+++ DATA ENTRIES +++

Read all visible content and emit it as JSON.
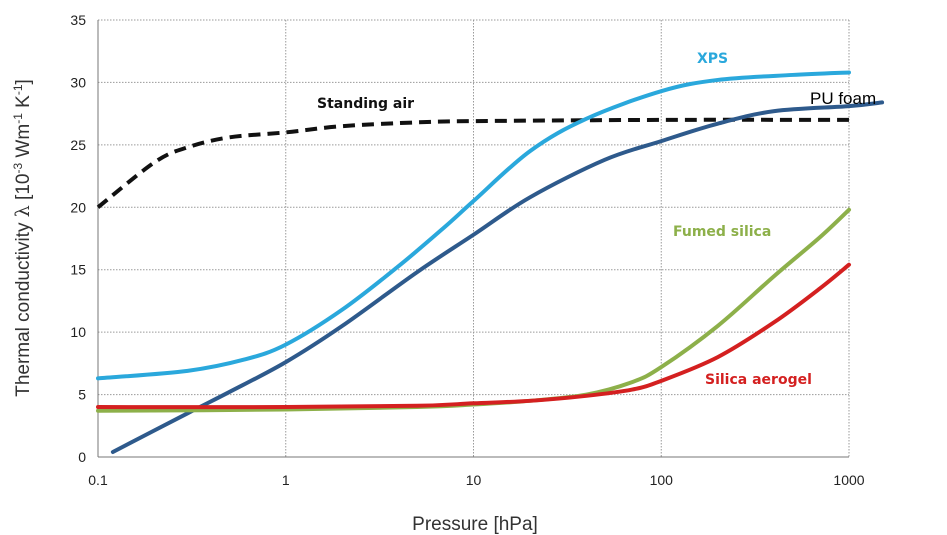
{
  "chart_data": {
    "type": "line",
    "xlabel": "Pressure [hPa]",
    "ylabel_main": "Thermal  conductivity  ",
    "ylabel_lambda": "λ",
    "ylabel_unit_1": " [10",
    "ylabel_unit_sup1": "-3",
    "ylabel_unit_2": " Wm",
    "ylabel_unit_sup2": "-1",
    "ylabel_unit_3": " K",
    "ylabel_unit_sup3": "-1",
    "ylabel_unit_4": "]",
    "x_scale": "log",
    "xlim": [
      0.1,
      1000
    ],
    "ylim": [
      0,
      35
    ],
    "x_ticks": [
      "0.1",
      "1",
      "10",
      "100",
      "1000"
    ],
    "y_ticks": [
      "0",
      "5",
      "10",
      "15",
      "20",
      "25",
      "30",
      "35"
    ],
    "grid": true,
    "series": [
      {
        "name": "Standing air",
        "color": "#111111",
        "dashed": true,
        "points": [
          [
            0.1,
            20
          ],
          [
            0.2,
            23.6
          ],
          [
            0.3,
            24.8
          ],
          [
            0.5,
            25.6
          ],
          [
            1,
            26.0
          ],
          [
            2,
            26.5
          ],
          [
            5,
            26.8
          ],
          [
            10,
            26.9
          ],
          [
            100,
            27.0
          ],
          [
            1000,
            27.0
          ]
        ]
      },
      {
        "name": "XPS",
        "color": "#2aa8dc",
        "dashed": false,
        "points": [
          [
            0.1,
            6.3
          ],
          [
            0.3,
            6.9
          ],
          [
            0.6,
            7.8
          ],
          [
            1,
            9.0
          ],
          [
            2,
            11.8
          ],
          [
            4,
            15.3
          ],
          [
            7,
            18.4
          ],
          [
            10,
            20.5
          ],
          [
            20,
            24.5
          ],
          [
            40,
            27.1
          ],
          [
            100,
            29.3
          ],
          [
            200,
            30.2
          ],
          [
            500,
            30.6
          ],
          [
            1000,
            30.8
          ]
        ]
      },
      {
        "name": "PU foam",
        "color": "#2e5a8c",
        "dashed": false,
        "points": [
          [
            0.12,
            0.4
          ],
          [
            0.3,
            3.5
          ],
          [
            0.5,
            5.2
          ],
          [
            1,
            7.6
          ],
          [
            2,
            10.5
          ],
          [
            5,
            14.8
          ],
          [
            10,
            17.8
          ],
          [
            20,
            20.8
          ],
          [
            50,
            23.8
          ],
          [
            100,
            25.3
          ],
          [
            200,
            26.7
          ],
          [
            400,
            27.7
          ],
          [
            1000,
            28.1
          ],
          [
            1500,
            28.4
          ]
        ]
      },
      {
        "name": "Fumed silica",
        "color": "#8db04a",
        "dashed": false,
        "points": [
          [
            0.1,
            3.7
          ],
          [
            1,
            3.8
          ],
          [
            5,
            4.0
          ],
          [
            10,
            4.2
          ],
          [
            20,
            4.5
          ],
          [
            40,
            5.0
          ],
          [
            70,
            6.0
          ],
          [
            100,
            7.2
          ],
          [
            200,
            10.5
          ],
          [
            400,
            14.5
          ],
          [
            700,
            17.6
          ],
          [
            1000,
            19.8
          ]
        ]
      },
      {
        "name": "Silica aerogel",
        "color": "#d42020",
        "dashed": false,
        "points": [
          [
            0.1,
            4.0
          ],
          [
            1,
            4.0
          ],
          [
            5,
            4.1
          ],
          [
            10,
            4.3
          ],
          [
            20,
            4.5
          ],
          [
            40,
            4.9
          ],
          [
            70,
            5.4
          ],
          [
            100,
            6.1
          ],
          [
            200,
            8.0
          ],
          [
            400,
            10.8
          ],
          [
            700,
            13.5
          ],
          [
            1000,
            15.4
          ]
        ]
      }
    ],
    "labels": {
      "standing_air": "Standing air",
      "xps": "XPS",
      "pu_foam": "PU foam",
      "fumed_silica": "Fumed silica",
      "silica_aerogel": "Silica aerogel"
    }
  },
  "colors": {
    "grid": "#9a9a9a",
    "axis": "#777777",
    "xps": "#2aa8dc",
    "fumed_silica": "#8db04a",
    "silica_aerogel": "#d42020",
    "pu_foam": "#2e5a8c",
    "standing_air": "#111111"
  }
}
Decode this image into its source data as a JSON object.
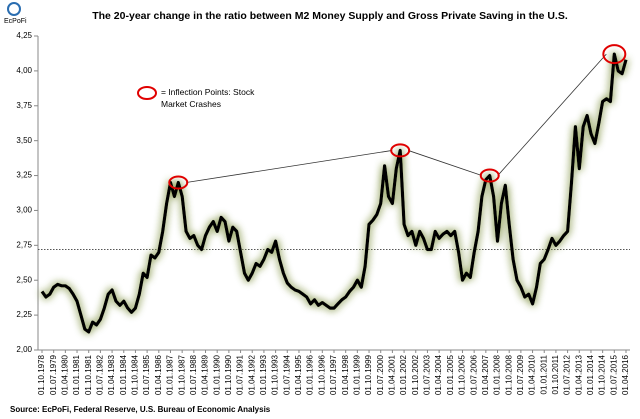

+++

▶ TASK TO COMPLETE
Print each record exactly as it stands, leaving the images out.

▶ FINAL ANSWER
Read all visible content and emit it as JSON.
{
  "chart_data": {
    "type": "line",
    "xlabel": "Pressure [hPa]",
    "ylabel_main": "Thermal  conductivity  ",
    "ylabel_lambda": "λ",
    "ylabel_unit_1": " [10",
    "ylabel_unit_sup1": "-3",
    "ylabel_unit_2": " Wm",
    "ylabel_unit_sup2": "-1",
    "ylabel_unit_3": " K",
    "ylabel_unit_sup3": "-1",
    "ylabel_unit_4": "]",
    "x_scale": "log",
    "xlim": [
      0.1,
      1000
    ],
    "ylim": [
      0,
      35
    ],
    "x_ticks": [
      "0.1",
      "1",
      "10",
      "100",
      "1000"
    ],
    "y_ticks": [
      "0",
      "5",
      "10",
      "15",
      "20",
      "25",
      "30",
      "35"
    ],
    "grid": true,
    "series": [
      {
        "name": "Standing air",
        "color": "#111111",
        "dashed": true,
        "points": [
          [
            0.1,
            20
          ],
          [
            0.2,
            23.6
          ],
          [
            0.3,
            24.8
          ],
          [
            0.5,
            25.6
          ],
          [
            1,
            26.0
          ],
          [
            2,
            26.5
          ],
          [
            5,
            26.8
          ],
          [
            10,
            26.9
          ],
          [
            100,
            27.0
          ],
          [
            1000,
            27.0
          ]
        ]
      },
      {
        "name": "XPS",
        "color": "#2aa8dc",
        "dashed": false,
        "points": [
          [
            0.1,
            6.3
          ],
          [
            0.3,
            6.9
          ],
          [
            0.6,
            7.8
          ],
          [
            1,
            9.0
          ],
          [
            2,
            11.8
          ],
          [
            4,
            15.3
          ],
          [
            7,
            18.4
          ],
          [
            10,
            20.5
          ],
          [
            20,
            24.5
          ],
          [
            40,
            27.1
          ],
          [
            100,
            29.3
          ],
          [
            200,
            30.2
          ],
          [
            500,
            30.6
          ],
          [
            1000,
            30.8
          ]
        ]
      },
      {
        "name": "PU foam",
        "color": "#2e5a8c",
        "dashed": false,
        "points": [
          [
            0.12,
            0.4
          ],
          [
            0.3,
            3.5
          ],
          [
            0.5,
            5.2
          ],
          [
            1,
            7.6
          ],
          [
            2,
            10.5
          ],
          [
            5,
            14.8
          ],
          [
            10,
            17.8
          ],
          [
            20,
            20.8
          ],
          [
            50,
            23.8
          ],
          [
            100,
            25.3
          ],
          [
            200,
            26.7
          ],
          [
            400,
            27.7
          ],
          [
            1000,
            28.1
          ],
          [
            1500,
            28.4
          ]
        ]
      },
      {
        "name": "Fumed silica",
        "color": "#8db04a",
        "dashed": false,
        "points": [
          [
            0.1,
            3.7
          ],
          [
            1,
            3.8
          ],
          [
            5,
            4.0
          ],
          [
            10,
            4.2
          ],
          [
            20,
            4.5
          ],
          [
            40,
            5.0
          ],
          [
            70,
            6.0
          ],
          [
            100,
            7.2
          ],
          [
            200,
            10.5
          ],
          [
            400,
            14.5
          ],
          [
            700,
            17.6
          ],
          [
            1000,
            19.8
          ]
        ]
      },
      {
        "name": "Silica aerogel",
        "color": "#d42020",
        "dashed": false,
        "points": [
          [
            0.1,
            4.0
          ],
          [
            1,
            4.0
          ],
          [
            5,
            4.1
          ],
          [
            10,
            4.3
          ],
          [
            20,
            4.5
          ],
          [
            40,
            4.9
          ],
          [
            70,
            5.4
          ],
          [
            100,
            6.1
          ],
          [
            200,
            8.0
          ],
          [
            400,
            10.8
          ],
          [
            700,
            13.5
          ],
          [
            1000,
            15.4
          ]
        ]
      }
    ],
    "labels": {
      "standing_air": "Standing air",
      "xps": "XPS",
      "pu_foam": "PU foam",
      "fumed_silica": "Fumed silica",
      "silica_aerogel": "Silica aerogel"
    }
  },
  "colors": {
    "grid": "#9a9a9a",
    "axis": "#777777",
    "xps": "#2aa8dc",
    "fumed_silica": "#8db04a",
    "silica_aerogel": "#d42020",
    "pu_foam": "#2e5a8c",
    "standing_air": "#111111"
  }
}
Decode this image into its source data as a JSON object.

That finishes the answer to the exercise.